[Data]
— BEGIN —

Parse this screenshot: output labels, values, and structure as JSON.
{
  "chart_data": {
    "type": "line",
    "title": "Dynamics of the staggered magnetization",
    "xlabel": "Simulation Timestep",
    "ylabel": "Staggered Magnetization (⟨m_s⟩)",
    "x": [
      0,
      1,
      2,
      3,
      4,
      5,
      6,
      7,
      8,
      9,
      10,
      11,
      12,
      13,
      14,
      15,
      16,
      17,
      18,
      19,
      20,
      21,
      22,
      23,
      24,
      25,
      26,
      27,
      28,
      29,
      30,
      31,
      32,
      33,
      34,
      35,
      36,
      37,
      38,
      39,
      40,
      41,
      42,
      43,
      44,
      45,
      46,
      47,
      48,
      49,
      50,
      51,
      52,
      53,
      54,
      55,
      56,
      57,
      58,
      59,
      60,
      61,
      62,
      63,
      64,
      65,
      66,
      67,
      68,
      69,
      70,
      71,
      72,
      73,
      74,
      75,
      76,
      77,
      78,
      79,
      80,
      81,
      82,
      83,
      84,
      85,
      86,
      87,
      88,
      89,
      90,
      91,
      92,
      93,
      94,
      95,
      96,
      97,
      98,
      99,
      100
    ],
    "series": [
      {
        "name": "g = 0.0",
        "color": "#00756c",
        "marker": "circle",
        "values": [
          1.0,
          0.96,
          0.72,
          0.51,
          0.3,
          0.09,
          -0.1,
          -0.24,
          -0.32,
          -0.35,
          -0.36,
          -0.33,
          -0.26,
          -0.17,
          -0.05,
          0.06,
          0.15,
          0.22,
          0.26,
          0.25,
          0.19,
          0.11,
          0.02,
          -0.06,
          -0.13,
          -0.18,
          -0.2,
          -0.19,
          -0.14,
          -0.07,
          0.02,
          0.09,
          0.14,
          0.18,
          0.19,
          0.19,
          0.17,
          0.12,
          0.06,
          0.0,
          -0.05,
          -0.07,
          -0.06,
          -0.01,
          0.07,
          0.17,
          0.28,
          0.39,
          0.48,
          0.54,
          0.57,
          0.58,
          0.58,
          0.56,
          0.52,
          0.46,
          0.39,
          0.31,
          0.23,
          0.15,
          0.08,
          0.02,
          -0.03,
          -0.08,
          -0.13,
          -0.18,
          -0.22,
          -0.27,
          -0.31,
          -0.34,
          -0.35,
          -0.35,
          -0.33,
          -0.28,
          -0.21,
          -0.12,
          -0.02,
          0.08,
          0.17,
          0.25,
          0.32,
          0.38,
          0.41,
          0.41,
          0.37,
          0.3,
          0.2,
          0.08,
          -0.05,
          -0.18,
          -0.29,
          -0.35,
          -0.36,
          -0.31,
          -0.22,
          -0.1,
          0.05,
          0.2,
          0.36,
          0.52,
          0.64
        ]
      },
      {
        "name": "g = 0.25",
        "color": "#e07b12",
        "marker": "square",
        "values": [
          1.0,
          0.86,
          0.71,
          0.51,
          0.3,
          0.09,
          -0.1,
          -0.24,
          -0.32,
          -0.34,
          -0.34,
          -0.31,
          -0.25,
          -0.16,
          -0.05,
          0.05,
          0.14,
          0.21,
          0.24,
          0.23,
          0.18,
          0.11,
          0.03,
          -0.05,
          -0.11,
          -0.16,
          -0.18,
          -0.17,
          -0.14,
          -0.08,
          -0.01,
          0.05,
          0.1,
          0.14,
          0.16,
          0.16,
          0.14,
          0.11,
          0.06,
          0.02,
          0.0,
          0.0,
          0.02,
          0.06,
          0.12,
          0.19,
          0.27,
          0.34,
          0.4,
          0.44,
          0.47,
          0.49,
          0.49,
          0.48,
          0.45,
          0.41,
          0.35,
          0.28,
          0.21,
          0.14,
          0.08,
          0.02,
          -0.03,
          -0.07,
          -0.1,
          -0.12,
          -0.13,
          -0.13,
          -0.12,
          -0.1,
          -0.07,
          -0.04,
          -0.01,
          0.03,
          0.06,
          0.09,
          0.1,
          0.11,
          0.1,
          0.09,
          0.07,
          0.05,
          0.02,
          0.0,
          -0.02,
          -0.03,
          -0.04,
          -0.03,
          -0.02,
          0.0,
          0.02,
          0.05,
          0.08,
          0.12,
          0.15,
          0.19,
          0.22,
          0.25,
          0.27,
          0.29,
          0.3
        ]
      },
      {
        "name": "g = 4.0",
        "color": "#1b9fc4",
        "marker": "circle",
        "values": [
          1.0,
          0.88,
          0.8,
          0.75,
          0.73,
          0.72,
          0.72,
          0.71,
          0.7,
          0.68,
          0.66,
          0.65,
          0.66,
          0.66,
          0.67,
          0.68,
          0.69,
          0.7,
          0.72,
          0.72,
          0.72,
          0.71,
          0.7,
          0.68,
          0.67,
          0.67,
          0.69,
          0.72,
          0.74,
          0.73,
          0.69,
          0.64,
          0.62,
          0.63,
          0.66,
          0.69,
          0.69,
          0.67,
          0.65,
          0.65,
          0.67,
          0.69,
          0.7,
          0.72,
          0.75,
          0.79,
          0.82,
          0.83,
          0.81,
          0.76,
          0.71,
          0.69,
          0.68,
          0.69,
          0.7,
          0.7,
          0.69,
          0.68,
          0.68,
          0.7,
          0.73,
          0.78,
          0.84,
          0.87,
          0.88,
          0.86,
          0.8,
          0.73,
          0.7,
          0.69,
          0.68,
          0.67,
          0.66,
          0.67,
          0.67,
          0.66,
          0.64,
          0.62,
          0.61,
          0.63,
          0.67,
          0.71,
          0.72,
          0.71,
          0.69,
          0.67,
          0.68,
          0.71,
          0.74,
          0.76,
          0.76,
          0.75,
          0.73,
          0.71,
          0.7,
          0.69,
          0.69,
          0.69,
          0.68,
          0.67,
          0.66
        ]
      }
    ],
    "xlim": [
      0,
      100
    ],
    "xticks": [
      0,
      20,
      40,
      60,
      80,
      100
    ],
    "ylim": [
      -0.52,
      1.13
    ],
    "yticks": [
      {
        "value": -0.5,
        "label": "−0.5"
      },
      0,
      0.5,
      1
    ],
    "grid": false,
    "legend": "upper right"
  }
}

— END —

[Aim of the exercise] Write the number of lines containing the word "color" and nothing besides it.

[Written reply] 3